■ GIVEN PROBLEM
Pick every line from the data that holds the word "GUINEE".

-- Start --

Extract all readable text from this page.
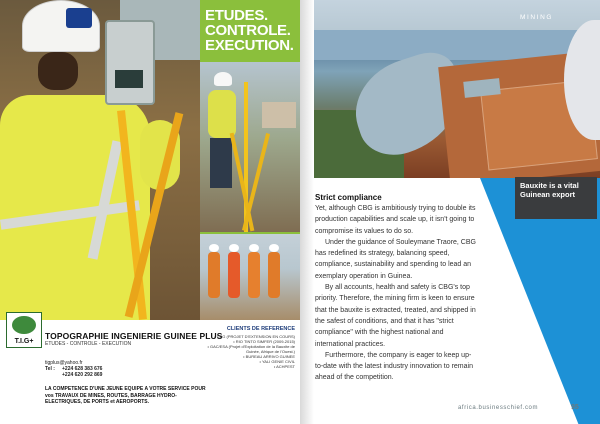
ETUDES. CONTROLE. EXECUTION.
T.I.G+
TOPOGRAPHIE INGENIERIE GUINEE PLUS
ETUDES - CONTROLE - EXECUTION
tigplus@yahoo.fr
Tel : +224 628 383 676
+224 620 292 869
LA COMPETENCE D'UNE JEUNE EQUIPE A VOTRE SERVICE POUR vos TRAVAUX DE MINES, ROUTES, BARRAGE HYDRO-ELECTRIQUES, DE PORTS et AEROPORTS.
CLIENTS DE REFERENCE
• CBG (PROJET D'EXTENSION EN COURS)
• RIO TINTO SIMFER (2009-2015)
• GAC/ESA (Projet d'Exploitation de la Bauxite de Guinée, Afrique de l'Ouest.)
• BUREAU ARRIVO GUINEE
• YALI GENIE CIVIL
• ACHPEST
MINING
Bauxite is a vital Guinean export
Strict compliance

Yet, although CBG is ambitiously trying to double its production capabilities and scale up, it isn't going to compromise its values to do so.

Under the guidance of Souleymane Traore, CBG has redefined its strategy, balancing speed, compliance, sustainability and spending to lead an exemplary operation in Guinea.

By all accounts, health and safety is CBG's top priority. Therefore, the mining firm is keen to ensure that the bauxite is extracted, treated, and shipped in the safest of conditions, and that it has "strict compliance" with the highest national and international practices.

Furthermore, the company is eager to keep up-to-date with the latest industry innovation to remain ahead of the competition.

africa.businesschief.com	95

-- End --
-- Start --

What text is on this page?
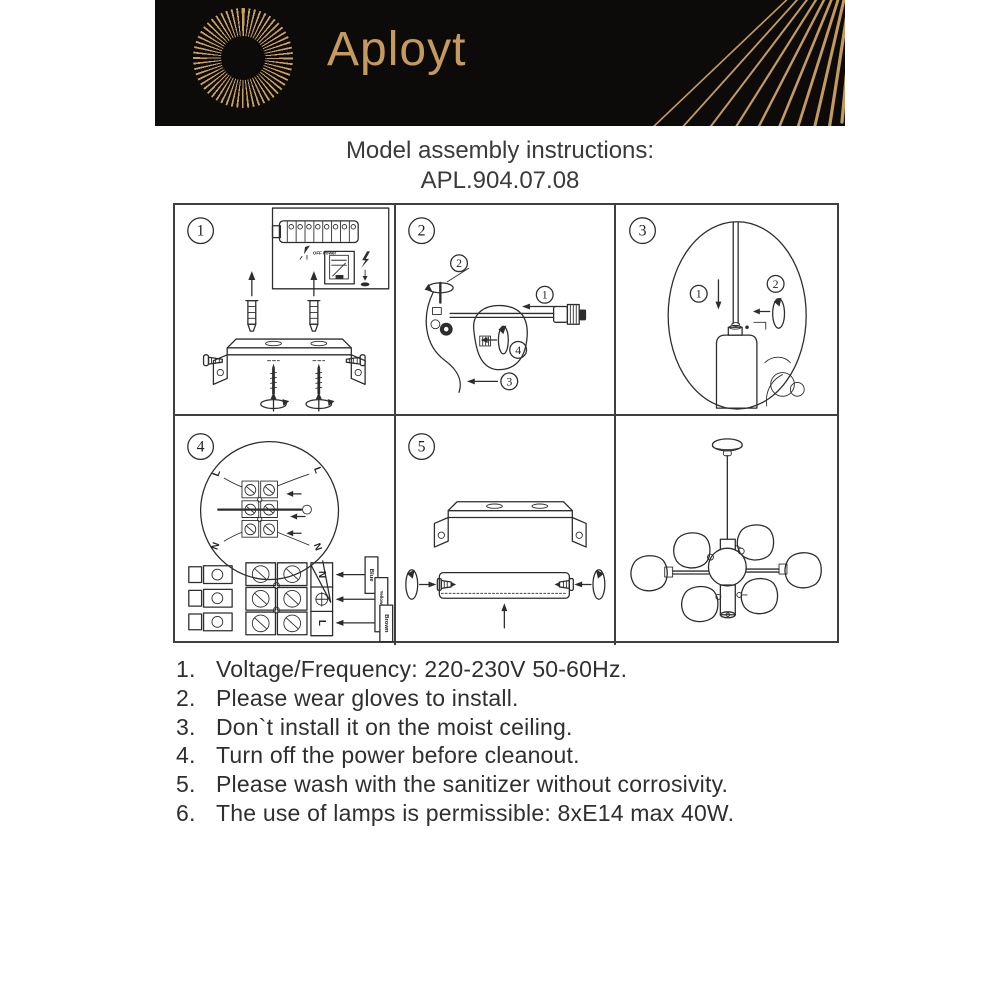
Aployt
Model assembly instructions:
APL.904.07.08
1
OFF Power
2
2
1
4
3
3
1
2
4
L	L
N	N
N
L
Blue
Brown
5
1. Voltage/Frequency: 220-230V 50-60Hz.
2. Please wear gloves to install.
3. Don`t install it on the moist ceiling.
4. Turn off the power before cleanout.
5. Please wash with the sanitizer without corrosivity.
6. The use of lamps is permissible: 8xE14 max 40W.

-- End --
-- Start --

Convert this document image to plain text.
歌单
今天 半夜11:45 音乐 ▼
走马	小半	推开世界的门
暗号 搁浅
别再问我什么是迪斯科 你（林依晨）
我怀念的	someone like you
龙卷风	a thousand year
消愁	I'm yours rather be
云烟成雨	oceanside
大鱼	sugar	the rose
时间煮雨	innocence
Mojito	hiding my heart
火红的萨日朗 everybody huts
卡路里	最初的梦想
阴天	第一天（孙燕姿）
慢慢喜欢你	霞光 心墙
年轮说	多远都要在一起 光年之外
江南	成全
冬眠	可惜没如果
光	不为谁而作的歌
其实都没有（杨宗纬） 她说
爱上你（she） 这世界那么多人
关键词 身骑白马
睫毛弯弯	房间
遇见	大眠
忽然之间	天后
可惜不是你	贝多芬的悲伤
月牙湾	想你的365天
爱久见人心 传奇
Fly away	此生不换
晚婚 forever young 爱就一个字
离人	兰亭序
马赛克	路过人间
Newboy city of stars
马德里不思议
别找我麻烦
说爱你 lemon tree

-- End --

■ FINAL ANSWER
TOPOGRAPHIE INGENIERIE GUINEE PLUS
• BUREAU ARRIVO GUINEE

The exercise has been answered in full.